Extracted data entries:
___

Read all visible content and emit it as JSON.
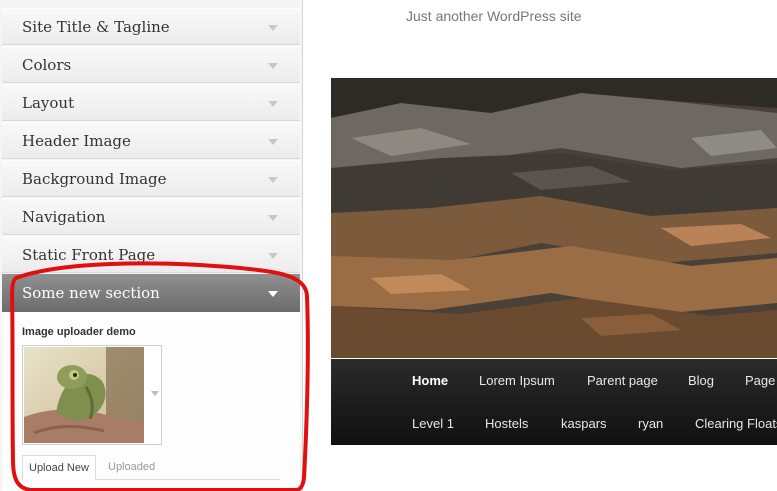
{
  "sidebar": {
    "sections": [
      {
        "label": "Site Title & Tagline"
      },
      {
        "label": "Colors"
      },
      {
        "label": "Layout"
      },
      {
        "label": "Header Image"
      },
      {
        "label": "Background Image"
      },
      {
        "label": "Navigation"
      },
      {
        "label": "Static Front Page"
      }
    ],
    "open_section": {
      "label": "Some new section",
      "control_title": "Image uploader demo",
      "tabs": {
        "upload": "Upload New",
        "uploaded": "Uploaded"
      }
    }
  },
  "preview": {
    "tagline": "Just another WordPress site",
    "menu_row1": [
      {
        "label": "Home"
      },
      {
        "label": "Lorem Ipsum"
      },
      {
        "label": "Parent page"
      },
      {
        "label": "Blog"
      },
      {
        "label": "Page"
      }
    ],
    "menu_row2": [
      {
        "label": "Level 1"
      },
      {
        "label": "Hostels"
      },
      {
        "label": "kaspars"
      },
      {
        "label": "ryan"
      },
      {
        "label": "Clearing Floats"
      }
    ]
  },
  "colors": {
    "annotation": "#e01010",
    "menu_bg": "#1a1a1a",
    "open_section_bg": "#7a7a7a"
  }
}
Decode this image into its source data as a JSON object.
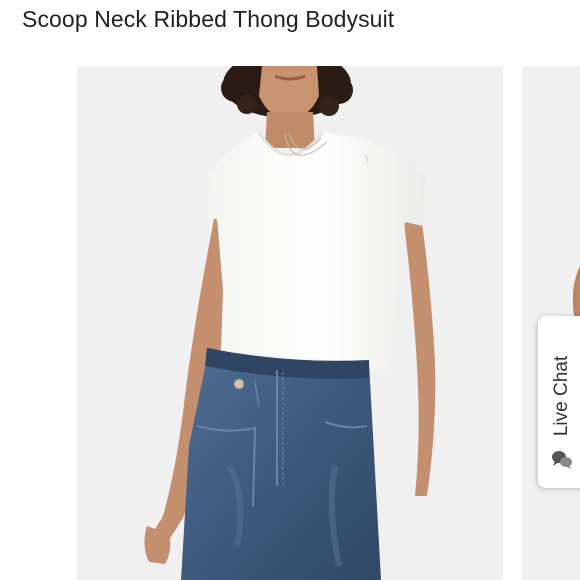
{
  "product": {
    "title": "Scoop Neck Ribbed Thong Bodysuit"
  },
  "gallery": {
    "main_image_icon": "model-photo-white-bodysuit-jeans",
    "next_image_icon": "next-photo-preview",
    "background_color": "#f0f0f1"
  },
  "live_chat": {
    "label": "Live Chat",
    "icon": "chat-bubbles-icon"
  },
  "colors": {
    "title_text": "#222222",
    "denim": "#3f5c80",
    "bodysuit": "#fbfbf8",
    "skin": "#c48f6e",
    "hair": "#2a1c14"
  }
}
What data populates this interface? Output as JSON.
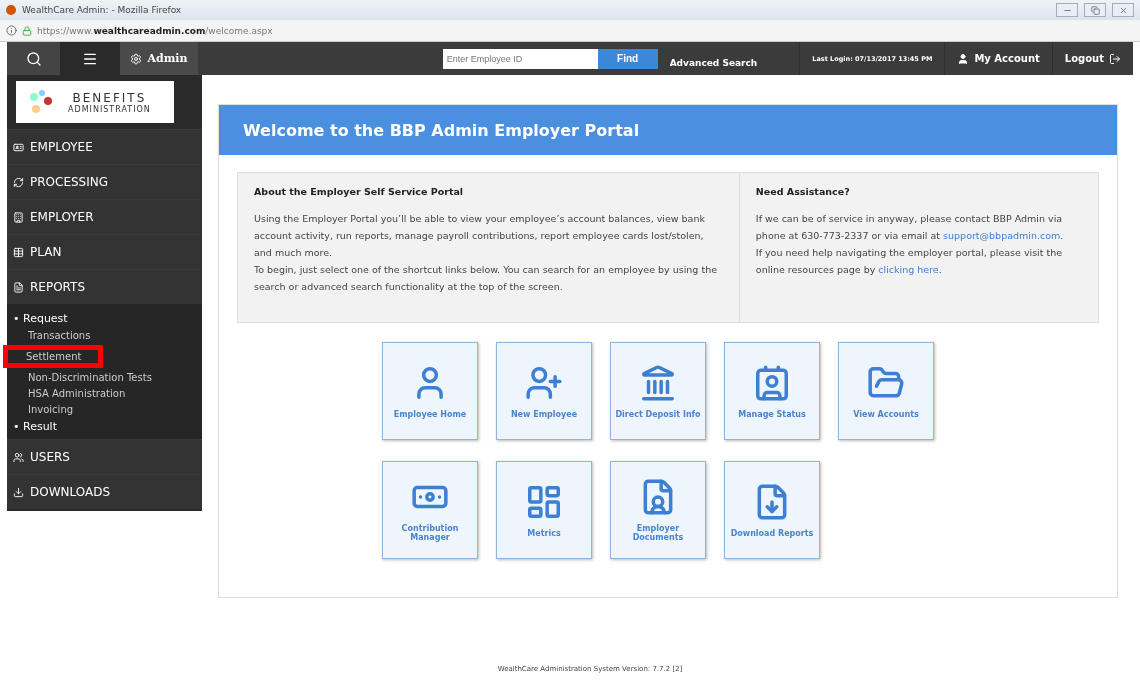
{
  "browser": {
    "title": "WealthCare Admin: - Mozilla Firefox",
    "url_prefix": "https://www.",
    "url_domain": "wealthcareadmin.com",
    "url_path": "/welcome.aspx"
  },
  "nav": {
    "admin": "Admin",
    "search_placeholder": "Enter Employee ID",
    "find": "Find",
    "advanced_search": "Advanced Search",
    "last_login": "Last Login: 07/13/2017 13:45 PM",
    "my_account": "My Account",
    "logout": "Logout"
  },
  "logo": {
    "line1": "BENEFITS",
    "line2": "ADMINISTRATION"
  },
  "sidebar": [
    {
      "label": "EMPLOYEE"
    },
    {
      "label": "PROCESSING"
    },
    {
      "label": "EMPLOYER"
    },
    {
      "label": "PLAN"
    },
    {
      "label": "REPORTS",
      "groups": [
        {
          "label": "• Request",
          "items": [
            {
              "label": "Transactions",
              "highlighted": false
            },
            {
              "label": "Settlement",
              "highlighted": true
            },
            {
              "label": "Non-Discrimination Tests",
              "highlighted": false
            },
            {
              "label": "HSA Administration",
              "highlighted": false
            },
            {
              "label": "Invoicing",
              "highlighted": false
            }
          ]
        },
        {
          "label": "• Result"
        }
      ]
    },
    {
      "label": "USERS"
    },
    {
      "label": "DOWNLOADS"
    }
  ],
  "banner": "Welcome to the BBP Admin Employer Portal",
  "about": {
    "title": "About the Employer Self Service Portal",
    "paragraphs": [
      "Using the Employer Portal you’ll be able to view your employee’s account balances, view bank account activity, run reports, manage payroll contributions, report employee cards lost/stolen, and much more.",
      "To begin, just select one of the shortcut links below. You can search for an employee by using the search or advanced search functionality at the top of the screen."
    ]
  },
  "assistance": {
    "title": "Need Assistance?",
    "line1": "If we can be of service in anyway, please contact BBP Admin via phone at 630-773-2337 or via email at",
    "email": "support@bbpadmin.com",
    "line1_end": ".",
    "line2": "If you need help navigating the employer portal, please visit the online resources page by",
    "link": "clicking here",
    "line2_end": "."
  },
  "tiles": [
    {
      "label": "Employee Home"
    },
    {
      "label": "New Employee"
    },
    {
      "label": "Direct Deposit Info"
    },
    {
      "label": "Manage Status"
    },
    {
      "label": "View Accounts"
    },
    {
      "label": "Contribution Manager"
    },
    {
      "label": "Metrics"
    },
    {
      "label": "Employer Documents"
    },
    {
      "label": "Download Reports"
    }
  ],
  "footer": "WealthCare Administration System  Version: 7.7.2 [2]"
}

___

● **WORK TO DO**: Copy whichever lines in the listing above contain the word "preview".

● **TASK ANSWER**:
  "preview": {
    "next_image_icon": "next-photo-preview",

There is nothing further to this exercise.